## What this task involves
Using the entries that follow, collect the lines where the word "Screening" appears.

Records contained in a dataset

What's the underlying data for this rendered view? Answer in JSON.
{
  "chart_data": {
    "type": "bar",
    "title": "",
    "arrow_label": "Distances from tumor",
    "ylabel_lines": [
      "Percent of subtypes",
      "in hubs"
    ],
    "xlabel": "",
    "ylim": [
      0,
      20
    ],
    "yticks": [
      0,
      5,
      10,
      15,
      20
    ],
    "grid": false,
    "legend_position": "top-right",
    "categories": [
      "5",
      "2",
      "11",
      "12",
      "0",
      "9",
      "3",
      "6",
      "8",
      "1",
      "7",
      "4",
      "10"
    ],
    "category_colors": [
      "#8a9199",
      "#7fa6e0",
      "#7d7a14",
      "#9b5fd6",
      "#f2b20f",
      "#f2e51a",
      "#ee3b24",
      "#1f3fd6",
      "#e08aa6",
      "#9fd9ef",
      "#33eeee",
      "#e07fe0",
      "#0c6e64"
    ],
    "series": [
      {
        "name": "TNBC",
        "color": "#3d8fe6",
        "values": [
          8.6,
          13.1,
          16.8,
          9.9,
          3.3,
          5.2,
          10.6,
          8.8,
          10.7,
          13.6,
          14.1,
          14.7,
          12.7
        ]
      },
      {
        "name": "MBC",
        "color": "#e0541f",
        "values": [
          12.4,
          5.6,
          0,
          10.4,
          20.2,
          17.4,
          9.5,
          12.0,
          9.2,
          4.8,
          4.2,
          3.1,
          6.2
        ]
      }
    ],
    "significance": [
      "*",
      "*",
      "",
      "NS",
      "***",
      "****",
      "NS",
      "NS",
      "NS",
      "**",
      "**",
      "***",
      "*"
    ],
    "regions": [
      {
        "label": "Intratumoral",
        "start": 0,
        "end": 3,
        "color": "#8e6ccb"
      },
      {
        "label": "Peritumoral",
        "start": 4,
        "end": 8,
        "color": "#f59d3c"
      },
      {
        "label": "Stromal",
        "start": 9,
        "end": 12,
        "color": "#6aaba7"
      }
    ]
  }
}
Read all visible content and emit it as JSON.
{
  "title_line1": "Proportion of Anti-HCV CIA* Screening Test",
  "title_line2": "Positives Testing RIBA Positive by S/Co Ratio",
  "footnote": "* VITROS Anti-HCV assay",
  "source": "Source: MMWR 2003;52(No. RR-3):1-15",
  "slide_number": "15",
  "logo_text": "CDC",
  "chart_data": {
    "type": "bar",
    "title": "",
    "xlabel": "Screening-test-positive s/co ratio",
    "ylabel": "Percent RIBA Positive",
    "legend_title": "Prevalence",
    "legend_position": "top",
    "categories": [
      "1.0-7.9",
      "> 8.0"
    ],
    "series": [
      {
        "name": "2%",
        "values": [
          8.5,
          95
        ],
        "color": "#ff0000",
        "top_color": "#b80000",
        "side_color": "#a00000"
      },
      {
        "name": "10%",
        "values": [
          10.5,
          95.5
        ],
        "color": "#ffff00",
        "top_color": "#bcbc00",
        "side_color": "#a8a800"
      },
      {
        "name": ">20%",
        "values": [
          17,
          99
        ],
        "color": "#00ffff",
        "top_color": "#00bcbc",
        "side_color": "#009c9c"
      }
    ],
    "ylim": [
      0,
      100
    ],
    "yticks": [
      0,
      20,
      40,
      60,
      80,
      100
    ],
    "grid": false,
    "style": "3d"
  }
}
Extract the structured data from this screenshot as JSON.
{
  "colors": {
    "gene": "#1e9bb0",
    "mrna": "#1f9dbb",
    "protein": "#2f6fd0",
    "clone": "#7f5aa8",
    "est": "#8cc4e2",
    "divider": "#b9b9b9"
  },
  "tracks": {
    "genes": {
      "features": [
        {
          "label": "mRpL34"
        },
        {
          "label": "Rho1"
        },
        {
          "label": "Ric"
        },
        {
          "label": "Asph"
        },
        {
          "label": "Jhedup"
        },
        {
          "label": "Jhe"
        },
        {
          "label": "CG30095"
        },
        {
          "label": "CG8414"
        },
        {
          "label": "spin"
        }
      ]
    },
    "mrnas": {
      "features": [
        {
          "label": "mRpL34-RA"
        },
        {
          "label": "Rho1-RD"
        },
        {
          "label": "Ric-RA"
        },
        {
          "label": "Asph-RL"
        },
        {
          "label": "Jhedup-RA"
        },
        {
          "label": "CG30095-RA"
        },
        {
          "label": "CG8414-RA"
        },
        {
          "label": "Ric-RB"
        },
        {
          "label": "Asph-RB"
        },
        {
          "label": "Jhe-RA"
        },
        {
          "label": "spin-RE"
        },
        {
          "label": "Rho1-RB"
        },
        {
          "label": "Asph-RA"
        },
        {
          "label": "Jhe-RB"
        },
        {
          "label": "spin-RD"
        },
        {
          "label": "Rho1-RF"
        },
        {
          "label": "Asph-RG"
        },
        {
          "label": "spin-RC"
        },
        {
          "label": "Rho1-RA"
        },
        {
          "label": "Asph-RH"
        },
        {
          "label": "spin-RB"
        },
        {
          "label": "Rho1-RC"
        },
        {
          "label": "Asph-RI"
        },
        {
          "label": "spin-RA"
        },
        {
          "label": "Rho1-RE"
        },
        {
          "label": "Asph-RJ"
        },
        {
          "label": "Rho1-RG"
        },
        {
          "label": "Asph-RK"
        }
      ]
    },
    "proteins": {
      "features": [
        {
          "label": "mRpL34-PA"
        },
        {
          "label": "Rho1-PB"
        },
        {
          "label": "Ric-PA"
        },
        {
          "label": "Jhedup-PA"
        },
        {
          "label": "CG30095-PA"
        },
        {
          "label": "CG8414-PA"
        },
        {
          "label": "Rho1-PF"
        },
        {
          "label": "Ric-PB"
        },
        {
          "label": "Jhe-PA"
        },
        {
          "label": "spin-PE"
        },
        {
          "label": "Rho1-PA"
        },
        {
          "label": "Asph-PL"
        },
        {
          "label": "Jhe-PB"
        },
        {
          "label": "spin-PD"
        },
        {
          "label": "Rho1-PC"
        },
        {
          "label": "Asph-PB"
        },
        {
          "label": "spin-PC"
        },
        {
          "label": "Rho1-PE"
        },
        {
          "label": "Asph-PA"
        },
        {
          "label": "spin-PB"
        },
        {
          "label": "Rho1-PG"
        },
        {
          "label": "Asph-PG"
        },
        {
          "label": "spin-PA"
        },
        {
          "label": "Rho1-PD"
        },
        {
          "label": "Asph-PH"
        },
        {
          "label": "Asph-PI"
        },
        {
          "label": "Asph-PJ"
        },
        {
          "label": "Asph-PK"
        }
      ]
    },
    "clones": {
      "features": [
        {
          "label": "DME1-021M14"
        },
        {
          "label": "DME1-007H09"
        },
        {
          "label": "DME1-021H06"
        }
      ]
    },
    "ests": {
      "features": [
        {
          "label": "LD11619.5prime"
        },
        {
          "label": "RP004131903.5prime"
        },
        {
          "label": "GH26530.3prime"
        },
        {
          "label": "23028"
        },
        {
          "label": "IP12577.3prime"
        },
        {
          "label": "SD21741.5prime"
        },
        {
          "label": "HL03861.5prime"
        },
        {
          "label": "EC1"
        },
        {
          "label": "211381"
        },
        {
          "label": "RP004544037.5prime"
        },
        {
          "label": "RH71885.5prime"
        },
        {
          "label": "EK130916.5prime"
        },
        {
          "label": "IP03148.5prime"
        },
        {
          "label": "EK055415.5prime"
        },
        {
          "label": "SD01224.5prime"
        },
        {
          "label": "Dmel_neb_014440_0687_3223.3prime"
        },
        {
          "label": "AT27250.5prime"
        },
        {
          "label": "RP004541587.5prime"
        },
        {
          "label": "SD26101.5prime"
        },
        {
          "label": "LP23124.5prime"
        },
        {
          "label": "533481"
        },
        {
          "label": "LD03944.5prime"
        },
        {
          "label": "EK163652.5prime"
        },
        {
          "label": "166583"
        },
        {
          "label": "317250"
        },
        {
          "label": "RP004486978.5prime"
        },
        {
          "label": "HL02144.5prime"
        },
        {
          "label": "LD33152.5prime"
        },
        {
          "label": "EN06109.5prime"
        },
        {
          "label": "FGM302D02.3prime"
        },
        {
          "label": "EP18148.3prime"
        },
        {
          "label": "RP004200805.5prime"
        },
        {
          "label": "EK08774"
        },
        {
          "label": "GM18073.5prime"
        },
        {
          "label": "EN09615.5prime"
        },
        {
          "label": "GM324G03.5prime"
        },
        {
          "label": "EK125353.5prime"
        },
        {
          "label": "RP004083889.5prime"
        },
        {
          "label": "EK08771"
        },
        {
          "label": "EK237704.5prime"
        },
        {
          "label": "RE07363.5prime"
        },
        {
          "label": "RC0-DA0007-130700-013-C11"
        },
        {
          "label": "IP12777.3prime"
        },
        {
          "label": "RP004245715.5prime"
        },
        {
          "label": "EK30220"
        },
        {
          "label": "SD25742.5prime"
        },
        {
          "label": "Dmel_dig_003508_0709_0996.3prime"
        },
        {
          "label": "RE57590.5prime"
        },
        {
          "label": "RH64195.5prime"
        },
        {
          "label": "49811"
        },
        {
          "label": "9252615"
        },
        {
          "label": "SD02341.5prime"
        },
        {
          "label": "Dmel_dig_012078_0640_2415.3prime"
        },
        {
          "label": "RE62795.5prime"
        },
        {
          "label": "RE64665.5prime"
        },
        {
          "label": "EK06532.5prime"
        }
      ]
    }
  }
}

## Answer to this problem
  "title_line1": "Proportion of Anti-HCV CIA* Screening Test",
    "xlabel": "Screening-test-positive s/co ratio",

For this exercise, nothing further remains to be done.